(Part of a data file)
════

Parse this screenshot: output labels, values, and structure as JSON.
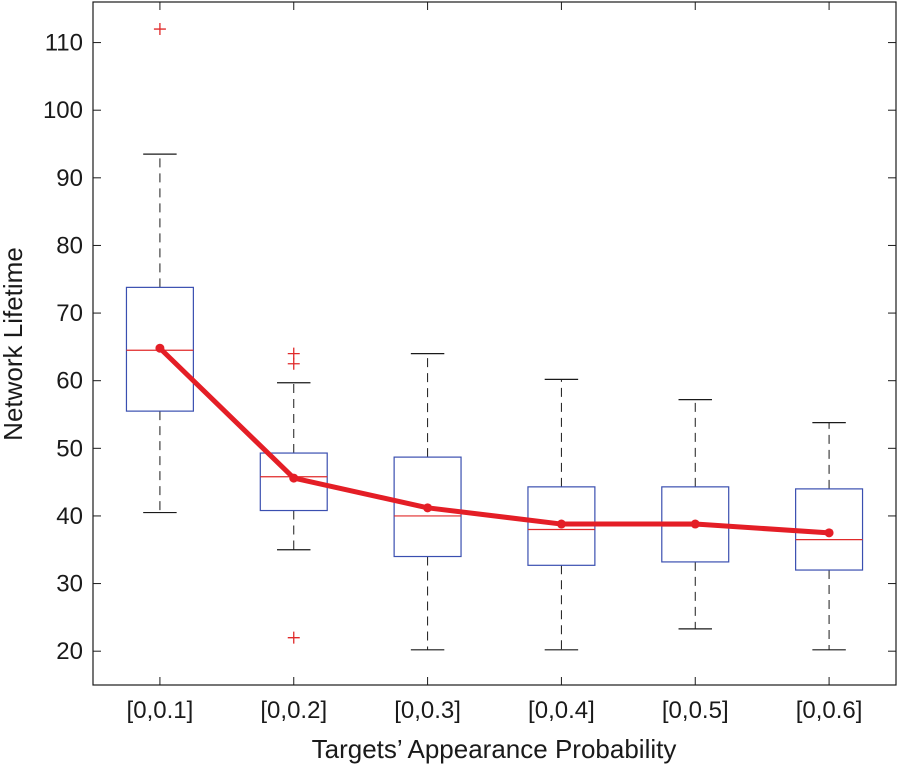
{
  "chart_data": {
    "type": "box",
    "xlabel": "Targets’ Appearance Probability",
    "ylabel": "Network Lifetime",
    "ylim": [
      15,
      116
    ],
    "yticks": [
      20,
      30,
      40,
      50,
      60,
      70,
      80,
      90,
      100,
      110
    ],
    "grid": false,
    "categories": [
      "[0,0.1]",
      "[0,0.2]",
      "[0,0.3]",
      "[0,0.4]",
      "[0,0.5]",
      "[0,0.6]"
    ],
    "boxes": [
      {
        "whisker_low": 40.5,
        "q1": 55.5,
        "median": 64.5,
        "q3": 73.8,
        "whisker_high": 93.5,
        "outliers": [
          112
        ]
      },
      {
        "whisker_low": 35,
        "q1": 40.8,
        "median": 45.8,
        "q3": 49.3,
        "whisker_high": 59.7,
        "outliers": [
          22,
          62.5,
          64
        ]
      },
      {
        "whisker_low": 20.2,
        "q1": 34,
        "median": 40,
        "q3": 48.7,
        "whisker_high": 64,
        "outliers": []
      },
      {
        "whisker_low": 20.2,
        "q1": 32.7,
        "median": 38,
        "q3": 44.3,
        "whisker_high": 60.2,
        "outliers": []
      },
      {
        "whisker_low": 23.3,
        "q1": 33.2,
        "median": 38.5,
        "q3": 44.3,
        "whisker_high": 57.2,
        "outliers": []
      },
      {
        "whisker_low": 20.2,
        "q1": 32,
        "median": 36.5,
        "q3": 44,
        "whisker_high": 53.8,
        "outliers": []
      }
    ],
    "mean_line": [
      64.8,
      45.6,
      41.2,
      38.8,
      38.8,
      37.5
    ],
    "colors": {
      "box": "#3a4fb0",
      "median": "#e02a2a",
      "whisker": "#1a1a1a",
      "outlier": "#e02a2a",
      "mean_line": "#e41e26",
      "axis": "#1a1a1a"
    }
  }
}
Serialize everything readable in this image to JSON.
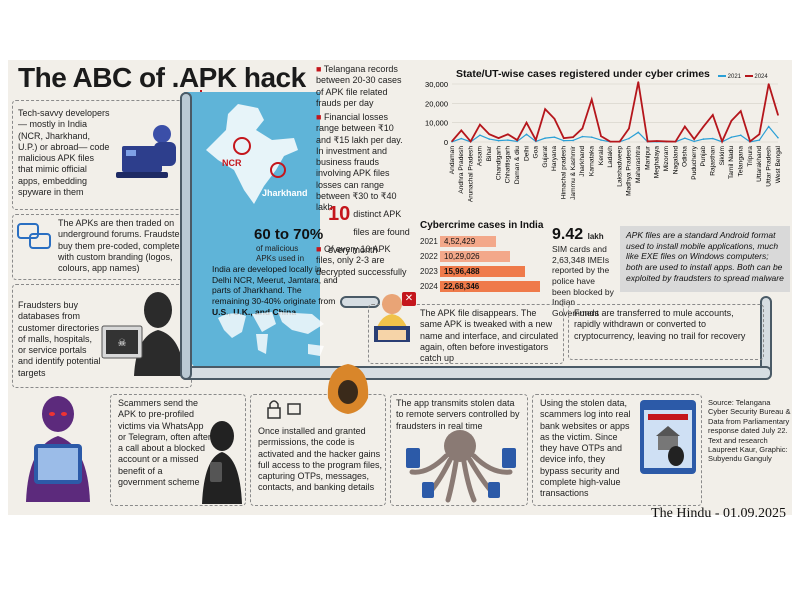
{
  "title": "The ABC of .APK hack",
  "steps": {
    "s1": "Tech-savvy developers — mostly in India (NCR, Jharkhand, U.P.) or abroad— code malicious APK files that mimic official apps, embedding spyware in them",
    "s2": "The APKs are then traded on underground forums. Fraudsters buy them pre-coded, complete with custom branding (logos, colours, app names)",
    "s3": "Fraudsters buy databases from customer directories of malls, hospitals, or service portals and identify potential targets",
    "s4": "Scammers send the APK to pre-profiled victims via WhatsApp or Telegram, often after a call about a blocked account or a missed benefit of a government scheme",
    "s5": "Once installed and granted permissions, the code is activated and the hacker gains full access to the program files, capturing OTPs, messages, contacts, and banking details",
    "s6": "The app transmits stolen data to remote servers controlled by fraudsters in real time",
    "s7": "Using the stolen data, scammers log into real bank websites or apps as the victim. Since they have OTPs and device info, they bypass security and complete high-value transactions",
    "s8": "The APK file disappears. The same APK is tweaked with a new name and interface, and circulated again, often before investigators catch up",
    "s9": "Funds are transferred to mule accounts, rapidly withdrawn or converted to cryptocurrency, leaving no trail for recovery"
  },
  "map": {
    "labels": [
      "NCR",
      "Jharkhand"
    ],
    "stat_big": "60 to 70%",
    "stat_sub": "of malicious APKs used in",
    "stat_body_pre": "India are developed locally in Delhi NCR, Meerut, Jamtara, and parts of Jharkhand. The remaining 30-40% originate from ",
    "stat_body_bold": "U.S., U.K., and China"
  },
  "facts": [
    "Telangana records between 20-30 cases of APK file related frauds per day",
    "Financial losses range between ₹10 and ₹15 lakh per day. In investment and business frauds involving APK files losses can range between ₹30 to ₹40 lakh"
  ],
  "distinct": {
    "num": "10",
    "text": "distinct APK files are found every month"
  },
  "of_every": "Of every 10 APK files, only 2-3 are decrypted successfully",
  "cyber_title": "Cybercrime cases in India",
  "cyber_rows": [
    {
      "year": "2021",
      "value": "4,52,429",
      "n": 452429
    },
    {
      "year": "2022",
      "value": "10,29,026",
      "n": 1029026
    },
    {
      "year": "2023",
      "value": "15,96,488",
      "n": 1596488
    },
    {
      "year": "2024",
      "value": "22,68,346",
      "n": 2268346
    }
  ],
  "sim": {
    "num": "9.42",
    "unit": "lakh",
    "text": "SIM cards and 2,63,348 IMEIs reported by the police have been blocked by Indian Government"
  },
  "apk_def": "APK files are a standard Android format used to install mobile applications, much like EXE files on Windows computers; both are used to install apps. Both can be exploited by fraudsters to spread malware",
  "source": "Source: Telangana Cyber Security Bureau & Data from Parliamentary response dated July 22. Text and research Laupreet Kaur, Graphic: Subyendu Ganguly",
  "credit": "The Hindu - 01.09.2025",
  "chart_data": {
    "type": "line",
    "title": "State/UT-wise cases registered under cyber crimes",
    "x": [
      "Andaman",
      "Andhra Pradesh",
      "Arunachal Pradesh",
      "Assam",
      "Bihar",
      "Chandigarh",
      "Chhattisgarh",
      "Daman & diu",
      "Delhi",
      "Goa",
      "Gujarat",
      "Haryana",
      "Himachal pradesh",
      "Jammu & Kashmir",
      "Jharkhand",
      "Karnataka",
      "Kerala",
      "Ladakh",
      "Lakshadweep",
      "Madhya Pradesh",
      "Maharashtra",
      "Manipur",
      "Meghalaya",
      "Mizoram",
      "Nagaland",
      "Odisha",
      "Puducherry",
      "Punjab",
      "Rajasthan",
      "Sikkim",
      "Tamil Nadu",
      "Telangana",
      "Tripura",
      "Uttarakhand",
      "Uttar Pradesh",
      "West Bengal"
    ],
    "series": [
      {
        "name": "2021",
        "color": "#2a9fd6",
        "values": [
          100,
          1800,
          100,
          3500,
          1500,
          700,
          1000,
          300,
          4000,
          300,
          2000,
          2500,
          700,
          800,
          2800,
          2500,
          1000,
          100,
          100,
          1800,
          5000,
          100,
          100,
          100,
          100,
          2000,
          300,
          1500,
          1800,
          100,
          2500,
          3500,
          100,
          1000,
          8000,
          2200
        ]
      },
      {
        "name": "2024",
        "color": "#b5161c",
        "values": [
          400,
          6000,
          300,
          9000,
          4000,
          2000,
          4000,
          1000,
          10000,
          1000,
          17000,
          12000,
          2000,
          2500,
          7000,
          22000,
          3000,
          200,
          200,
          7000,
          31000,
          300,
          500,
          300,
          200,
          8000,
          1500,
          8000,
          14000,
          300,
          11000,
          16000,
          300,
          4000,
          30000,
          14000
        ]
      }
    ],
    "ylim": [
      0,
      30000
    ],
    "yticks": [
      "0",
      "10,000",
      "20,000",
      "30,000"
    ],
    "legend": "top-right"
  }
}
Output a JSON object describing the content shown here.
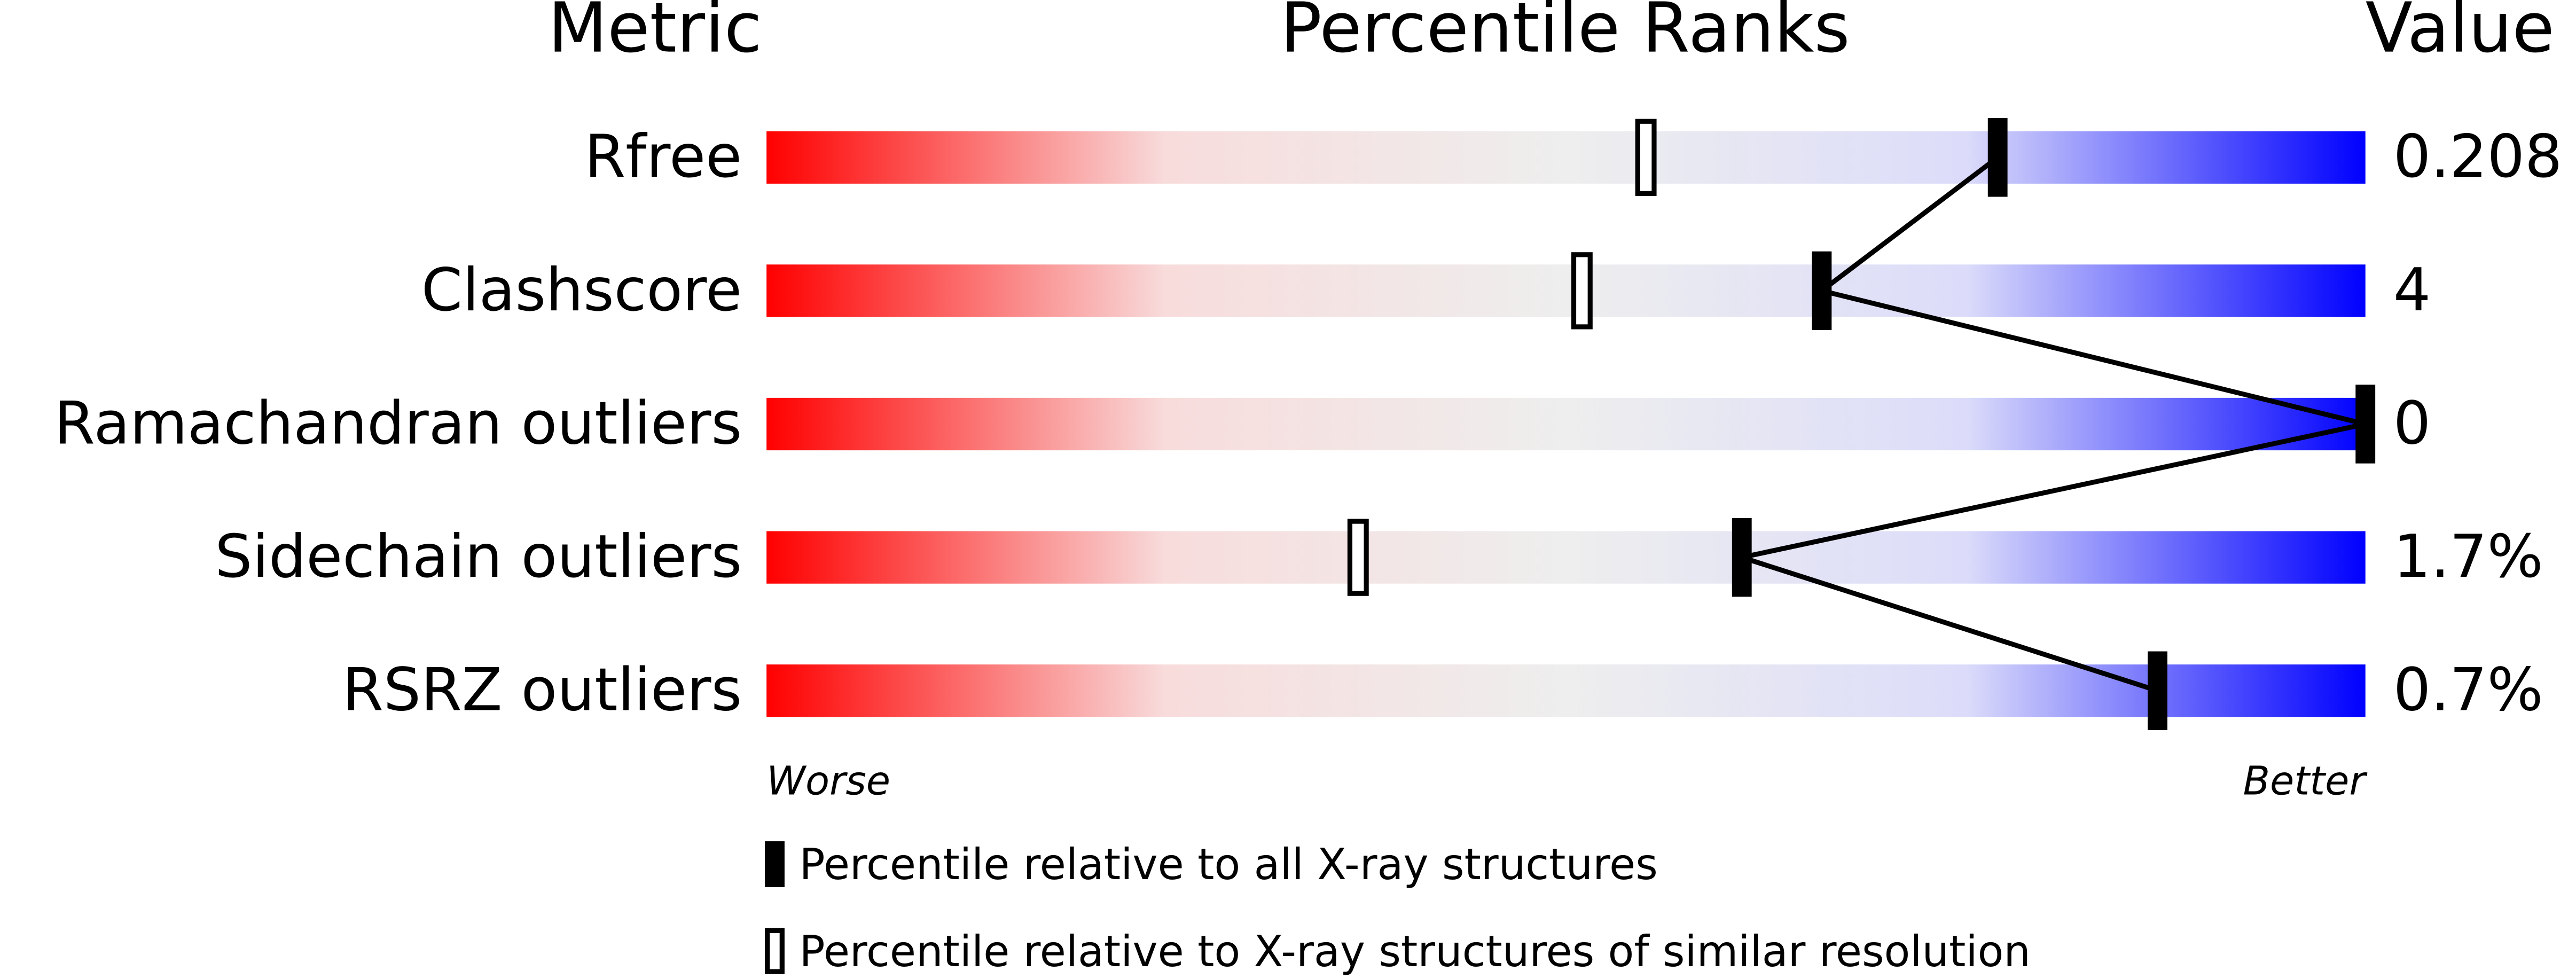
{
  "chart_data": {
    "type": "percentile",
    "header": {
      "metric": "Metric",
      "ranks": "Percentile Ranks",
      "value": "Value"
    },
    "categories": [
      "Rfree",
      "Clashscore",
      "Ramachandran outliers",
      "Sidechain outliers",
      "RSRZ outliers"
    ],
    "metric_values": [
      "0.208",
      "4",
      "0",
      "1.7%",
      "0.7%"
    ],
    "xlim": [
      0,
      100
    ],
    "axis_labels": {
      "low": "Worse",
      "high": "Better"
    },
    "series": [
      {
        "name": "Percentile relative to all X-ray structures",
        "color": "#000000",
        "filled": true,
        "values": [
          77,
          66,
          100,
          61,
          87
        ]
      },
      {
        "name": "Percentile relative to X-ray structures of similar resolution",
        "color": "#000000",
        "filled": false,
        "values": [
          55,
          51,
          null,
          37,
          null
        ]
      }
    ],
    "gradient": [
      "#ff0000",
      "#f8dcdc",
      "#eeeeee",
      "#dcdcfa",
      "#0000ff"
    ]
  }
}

════

### WHAT IS REQUIRED:
Provide the number of lines containing the string "from", with no other output.

### FINISHED ANSWER:
3